Records contained in a dataset:
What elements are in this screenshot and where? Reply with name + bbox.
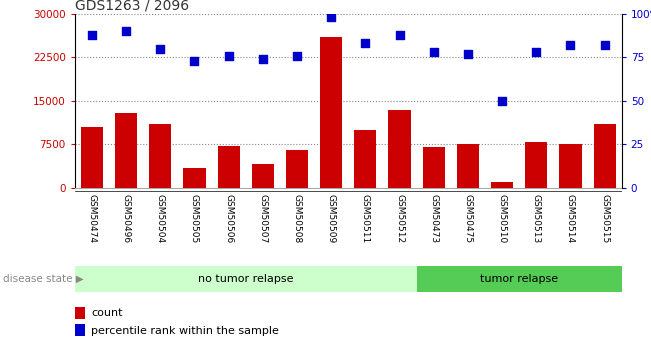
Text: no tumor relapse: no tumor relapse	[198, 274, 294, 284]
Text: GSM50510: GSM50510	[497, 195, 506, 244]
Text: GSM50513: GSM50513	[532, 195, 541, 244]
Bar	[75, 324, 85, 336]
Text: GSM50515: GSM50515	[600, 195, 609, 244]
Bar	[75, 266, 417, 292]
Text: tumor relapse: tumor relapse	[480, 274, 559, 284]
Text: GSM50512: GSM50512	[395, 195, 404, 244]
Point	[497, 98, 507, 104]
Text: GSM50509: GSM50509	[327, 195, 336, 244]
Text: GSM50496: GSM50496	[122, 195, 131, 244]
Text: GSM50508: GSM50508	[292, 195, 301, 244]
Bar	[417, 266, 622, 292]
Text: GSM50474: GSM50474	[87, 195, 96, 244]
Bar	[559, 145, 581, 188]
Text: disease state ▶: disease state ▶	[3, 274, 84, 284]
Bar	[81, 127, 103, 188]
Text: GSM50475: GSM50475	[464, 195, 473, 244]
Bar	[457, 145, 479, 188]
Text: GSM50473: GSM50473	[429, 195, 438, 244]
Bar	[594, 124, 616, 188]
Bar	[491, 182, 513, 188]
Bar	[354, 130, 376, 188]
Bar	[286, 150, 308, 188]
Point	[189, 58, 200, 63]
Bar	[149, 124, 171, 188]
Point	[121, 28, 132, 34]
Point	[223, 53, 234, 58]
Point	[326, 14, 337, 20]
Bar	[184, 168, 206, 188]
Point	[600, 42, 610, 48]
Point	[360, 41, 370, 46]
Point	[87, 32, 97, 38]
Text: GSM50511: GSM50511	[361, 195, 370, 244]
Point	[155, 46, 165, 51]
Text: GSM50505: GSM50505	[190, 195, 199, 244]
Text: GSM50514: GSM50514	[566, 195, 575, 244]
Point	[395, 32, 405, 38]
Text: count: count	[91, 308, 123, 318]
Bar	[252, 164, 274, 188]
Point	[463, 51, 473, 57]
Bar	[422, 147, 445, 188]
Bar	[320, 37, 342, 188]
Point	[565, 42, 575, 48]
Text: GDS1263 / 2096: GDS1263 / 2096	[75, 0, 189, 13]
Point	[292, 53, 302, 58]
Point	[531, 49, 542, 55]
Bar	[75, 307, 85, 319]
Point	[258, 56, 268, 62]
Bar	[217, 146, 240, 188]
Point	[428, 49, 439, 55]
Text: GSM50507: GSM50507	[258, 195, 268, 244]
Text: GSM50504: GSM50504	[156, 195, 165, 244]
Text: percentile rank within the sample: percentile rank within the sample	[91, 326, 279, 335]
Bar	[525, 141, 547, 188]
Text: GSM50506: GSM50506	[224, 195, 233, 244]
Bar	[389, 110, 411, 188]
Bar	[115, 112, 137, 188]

YOUR OBJECTIVE:
Please repeat every record exactly as it stands, leaving out any pictures.

EXERCISE ANSWER:
What elements are in this screenshot and where? Reply with name + bbox.
Text: no tumor relapse: no tumor relapse	[198, 274, 294, 284]
Text: GSM50510: GSM50510	[497, 195, 506, 244]
Text: GSM50513: GSM50513	[532, 195, 541, 244]
Bar	[75, 324, 85, 336]
Text: GSM50515: GSM50515	[600, 195, 609, 244]
Bar	[75, 266, 417, 292]
Text: tumor relapse: tumor relapse	[480, 274, 559, 284]
Text: GSM50512: GSM50512	[395, 195, 404, 244]
Point	[497, 98, 507, 104]
Text: GSM50509: GSM50509	[327, 195, 336, 244]
Text: GSM50496: GSM50496	[122, 195, 131, 244]
Text: GSM50508: GSM50508	[292, 195, 301, 244]
Bar	[417, 266, 622, 292]
Text: GSM50474: GSM50474	[87, 195, 96, 244]
Bar	[559, 145, 581, 188]
Text: disease state ▶: disease state ▶	[3, 274, 84, 284]
Bar	[81, 127, 103, 188]
Text: GSM50475: GSM50475	[464, 195, 473, 244]
Bar	[457, 145, 479, 188]
Text: GSM50473: GSM50473	[429, 195, 438, 244]
Bar	[594, 124, 616, 188]
Bar	[491, 182, 513, 188]
Bar	[354, 130, 376, 188]
Bar	[286, 150, 308, 188]
Point	[189, 58, 200, 63]
Bar	[149, 124, 171, 188]
Point	[121, 28, 132, 34]
Point	[223, 53, 234, 58]
Point	[326, 14, 337, 20]
Bar	[184, 168, 206, 188]
Point	[600, 42, 610, 48]
Point	[360, 41, 370, 46]
Point	[87, 32, 97, 38]
Text: GSM50511: GSM50511	[361, 195, 370, 244]
Point	[155, 46, 165, 51]
Text: GSM50505: GSM50505	[190, 195, 199, 244]
Text: GSM50514: GSM50514	[566, 195, 575, 244]
Point	[395, 32, 405, 38]
Text: count: count	[91, 308, 123, 318]
Bar	[252, 164, 274, 188]
Point	[463, 51, 473, 57]
Bar	[422, 147, 445, 188]
Bar	[320, 37, 342, 188]
Point	[565, 42, 575, 48]
Text: GDS1263 / 2096: GDS1263 / 2096	[75, 0, 189, 13]
Point	[292, 53, 302, 58]
Point	[531, 49, 542, 55]
Bar	[75, 307, 85, 319]
Point	[258, 56, 268, 62]
Bar	[217, 146, 240, 188]
Point	[428, 49, 439, 55]
Text: GSM50507: GSM50507	[258, 195, 268, 244]
Text: GSM50504: GSM50504	[156, 195, 165, 244]
Text: percentile rank within the sample: percentile rank within the sample	[91, 326, 279, 335]
Bar	[525, 141, 547, 188]
Text: GSM50506: GSM50506	[224, 195, 233, 244]
Bar	[389, 110, 411, 188]
Bar	[115, 112, 137, 188]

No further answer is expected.